→ **Required work**: Where does the string "zone" appear in the records? Copy every line that contains it.

→ **Material for this exercise**:
===

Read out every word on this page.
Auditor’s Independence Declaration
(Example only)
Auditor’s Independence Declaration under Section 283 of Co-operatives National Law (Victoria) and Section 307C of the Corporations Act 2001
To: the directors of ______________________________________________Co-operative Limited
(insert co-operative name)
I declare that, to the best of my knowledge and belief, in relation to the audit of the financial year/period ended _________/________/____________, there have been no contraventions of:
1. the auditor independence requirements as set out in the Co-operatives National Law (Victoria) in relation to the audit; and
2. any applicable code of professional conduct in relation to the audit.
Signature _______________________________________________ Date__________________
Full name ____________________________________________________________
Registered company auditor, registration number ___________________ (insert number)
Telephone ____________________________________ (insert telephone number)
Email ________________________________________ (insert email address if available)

===

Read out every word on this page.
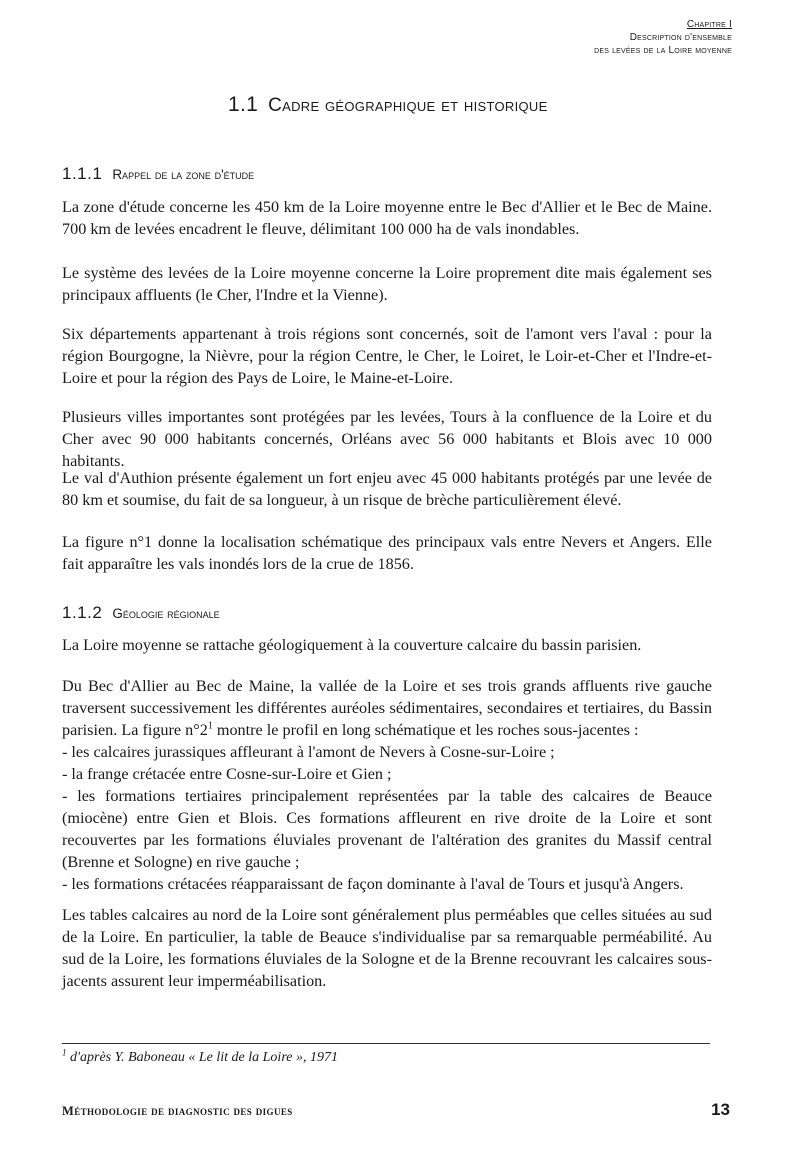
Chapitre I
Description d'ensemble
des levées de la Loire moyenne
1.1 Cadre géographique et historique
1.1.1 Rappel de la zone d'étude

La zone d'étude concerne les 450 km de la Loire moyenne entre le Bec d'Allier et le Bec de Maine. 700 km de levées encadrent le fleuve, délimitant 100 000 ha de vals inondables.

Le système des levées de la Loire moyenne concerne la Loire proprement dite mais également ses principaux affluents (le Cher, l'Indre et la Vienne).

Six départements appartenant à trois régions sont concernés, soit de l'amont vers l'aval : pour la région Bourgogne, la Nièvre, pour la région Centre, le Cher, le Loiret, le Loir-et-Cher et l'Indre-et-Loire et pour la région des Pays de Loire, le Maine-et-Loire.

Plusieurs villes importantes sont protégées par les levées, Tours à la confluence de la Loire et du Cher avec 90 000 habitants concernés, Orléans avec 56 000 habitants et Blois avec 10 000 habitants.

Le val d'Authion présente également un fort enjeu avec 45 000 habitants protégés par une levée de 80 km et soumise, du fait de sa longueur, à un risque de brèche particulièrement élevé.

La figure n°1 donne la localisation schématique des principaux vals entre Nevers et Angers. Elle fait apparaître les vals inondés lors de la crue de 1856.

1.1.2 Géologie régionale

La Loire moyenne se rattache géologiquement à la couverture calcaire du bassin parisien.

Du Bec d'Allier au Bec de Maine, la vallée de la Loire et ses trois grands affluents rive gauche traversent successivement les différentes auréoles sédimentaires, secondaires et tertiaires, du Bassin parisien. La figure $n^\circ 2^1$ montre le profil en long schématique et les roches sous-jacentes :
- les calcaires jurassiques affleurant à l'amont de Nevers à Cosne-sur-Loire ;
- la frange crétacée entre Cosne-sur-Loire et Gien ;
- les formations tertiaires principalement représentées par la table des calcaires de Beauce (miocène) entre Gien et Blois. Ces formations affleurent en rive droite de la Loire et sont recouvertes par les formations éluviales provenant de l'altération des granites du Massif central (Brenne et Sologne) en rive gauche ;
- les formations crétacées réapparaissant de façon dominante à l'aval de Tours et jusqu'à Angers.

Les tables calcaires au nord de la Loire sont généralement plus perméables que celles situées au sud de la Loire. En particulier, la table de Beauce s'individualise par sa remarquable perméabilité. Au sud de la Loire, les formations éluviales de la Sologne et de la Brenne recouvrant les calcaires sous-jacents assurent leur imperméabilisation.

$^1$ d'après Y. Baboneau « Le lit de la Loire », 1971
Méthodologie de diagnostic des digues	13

===

→ **Completed exercise**:
1.1.1 Rappel de la zone d'étude
La zone d'étude concerne les 450 km de la Loire moyenne entre le Bec d'Allier et le Bec de Maine. 700 km de levées encadrent le fleuve, délimitant 100 000 ha de vals inondables.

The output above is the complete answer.